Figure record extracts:
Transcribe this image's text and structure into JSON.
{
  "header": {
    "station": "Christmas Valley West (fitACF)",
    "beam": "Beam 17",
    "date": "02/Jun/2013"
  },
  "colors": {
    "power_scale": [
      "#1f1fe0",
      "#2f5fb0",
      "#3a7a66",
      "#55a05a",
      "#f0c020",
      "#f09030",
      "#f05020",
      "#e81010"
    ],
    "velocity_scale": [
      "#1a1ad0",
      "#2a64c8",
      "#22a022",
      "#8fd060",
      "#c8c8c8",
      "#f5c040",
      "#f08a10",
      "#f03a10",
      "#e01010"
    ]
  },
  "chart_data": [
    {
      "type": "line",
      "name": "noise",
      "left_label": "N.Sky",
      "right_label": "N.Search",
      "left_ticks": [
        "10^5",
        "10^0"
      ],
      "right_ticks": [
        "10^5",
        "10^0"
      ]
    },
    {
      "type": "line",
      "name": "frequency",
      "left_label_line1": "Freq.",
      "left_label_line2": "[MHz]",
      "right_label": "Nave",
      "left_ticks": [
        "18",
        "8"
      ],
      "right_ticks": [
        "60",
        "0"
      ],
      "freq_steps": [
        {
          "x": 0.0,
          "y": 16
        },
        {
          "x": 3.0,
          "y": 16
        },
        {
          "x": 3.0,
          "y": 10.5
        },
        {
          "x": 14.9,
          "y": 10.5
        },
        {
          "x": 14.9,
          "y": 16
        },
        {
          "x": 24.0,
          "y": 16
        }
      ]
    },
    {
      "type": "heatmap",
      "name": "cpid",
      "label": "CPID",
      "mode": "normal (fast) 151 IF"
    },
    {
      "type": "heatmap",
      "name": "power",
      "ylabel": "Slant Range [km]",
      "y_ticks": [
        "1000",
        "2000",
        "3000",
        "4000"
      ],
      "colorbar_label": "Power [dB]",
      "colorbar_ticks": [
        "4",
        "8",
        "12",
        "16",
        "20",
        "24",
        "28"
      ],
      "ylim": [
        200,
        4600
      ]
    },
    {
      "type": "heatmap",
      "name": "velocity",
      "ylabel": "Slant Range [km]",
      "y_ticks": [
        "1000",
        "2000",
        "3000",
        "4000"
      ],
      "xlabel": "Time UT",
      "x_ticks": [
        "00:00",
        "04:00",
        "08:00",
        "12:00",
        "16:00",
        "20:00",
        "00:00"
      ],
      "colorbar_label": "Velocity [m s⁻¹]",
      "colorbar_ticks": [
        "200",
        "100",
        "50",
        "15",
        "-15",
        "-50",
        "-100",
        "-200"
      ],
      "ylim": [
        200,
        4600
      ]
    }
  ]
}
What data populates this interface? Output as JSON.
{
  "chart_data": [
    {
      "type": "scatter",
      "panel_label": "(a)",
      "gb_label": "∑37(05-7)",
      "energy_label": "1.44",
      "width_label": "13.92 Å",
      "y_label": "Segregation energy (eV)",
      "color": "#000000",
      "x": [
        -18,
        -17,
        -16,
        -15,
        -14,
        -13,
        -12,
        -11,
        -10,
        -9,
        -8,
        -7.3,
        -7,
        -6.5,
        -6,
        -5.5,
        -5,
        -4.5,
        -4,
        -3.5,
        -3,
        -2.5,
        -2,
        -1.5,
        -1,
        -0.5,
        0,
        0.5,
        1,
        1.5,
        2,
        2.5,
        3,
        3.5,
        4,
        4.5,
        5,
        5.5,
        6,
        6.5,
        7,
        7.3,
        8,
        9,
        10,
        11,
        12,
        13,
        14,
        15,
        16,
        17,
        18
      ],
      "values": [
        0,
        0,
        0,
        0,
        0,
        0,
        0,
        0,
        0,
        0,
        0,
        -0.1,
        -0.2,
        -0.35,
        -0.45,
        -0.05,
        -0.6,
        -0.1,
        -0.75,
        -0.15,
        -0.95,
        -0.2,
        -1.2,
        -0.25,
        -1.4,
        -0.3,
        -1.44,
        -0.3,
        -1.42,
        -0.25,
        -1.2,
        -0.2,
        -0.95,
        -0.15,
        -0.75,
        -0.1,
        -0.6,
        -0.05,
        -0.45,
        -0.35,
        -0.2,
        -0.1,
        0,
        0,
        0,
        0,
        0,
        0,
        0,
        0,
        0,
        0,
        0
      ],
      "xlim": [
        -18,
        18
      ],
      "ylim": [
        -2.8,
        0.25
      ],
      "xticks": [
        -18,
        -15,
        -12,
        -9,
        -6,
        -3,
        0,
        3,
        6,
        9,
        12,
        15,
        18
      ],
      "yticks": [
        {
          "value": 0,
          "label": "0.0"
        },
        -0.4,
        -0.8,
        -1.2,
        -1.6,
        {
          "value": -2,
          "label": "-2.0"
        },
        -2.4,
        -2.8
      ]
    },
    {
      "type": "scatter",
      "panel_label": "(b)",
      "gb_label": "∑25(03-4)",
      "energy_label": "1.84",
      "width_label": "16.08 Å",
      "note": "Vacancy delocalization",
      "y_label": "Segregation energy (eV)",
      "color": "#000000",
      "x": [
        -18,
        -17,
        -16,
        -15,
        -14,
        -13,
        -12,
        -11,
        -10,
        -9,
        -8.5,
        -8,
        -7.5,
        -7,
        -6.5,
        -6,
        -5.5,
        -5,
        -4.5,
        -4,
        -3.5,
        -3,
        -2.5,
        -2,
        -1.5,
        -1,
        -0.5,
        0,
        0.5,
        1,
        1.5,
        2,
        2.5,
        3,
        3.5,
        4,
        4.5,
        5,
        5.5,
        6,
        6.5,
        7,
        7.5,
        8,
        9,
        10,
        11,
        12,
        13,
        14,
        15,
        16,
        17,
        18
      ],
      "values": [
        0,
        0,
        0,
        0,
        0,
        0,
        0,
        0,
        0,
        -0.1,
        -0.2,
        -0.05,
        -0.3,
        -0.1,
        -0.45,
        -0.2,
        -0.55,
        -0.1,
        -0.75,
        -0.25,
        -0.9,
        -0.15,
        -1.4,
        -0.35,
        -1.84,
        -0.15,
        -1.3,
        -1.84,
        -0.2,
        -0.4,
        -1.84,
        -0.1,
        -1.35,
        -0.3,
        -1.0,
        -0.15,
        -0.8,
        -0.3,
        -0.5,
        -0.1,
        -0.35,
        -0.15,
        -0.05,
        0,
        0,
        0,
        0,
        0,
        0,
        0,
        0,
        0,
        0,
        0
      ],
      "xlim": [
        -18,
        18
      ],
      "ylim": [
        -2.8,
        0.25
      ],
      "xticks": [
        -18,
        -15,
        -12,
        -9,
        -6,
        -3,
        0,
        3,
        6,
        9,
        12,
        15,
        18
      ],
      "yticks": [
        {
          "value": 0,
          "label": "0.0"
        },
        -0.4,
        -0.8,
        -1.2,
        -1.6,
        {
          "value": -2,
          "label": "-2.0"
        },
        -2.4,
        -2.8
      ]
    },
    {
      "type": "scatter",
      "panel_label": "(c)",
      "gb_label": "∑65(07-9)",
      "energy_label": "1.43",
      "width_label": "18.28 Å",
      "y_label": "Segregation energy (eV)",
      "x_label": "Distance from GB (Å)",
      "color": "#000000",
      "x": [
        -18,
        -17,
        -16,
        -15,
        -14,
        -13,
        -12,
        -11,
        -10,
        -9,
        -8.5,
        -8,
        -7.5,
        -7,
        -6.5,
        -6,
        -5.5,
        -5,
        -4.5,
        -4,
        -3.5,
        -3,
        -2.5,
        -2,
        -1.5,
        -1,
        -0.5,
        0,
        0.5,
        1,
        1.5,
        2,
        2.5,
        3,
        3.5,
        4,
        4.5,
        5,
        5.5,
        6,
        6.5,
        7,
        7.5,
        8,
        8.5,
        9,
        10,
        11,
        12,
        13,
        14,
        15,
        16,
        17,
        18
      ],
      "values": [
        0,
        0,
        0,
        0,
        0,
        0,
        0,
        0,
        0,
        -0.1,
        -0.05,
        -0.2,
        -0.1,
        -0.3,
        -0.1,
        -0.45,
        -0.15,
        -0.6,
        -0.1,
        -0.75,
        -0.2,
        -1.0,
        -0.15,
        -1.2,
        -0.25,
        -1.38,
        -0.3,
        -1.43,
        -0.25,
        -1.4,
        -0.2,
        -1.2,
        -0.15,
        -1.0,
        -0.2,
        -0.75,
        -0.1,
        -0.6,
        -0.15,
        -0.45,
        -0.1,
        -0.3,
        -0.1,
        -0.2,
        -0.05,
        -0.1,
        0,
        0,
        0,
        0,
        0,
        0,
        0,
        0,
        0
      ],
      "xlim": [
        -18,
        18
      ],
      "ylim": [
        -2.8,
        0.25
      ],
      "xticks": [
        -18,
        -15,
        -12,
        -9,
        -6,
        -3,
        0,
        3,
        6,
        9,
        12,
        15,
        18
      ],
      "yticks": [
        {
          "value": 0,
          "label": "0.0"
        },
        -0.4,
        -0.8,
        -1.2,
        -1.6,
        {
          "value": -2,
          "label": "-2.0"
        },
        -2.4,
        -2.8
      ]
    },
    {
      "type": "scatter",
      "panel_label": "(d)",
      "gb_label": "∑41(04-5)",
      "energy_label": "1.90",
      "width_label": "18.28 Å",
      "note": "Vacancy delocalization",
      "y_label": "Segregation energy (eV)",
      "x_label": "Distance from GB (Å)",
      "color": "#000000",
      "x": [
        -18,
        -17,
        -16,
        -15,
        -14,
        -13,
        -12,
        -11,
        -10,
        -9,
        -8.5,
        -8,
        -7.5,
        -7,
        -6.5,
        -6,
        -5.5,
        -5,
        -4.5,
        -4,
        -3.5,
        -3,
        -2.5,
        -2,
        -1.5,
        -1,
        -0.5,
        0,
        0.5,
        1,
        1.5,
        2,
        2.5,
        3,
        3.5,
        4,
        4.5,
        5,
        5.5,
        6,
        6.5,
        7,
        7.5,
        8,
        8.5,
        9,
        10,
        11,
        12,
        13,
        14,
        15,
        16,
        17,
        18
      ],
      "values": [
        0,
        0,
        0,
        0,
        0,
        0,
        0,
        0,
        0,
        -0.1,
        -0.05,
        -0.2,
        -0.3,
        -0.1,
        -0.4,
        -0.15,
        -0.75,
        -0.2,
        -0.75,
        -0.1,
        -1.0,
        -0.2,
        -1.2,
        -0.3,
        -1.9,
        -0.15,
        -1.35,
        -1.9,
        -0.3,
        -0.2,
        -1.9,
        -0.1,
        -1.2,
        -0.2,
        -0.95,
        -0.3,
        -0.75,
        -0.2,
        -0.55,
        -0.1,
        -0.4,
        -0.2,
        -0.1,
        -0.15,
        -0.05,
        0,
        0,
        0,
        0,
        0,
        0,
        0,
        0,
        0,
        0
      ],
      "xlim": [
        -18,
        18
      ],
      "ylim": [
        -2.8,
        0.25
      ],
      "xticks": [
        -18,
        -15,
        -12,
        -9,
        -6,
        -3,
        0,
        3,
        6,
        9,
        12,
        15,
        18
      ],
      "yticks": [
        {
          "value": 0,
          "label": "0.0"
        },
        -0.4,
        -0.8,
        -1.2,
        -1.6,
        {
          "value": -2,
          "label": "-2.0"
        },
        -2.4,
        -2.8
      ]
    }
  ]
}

■ What you have to do: Give only the number of lines in the data that hold the string "name".

■ Task result: 5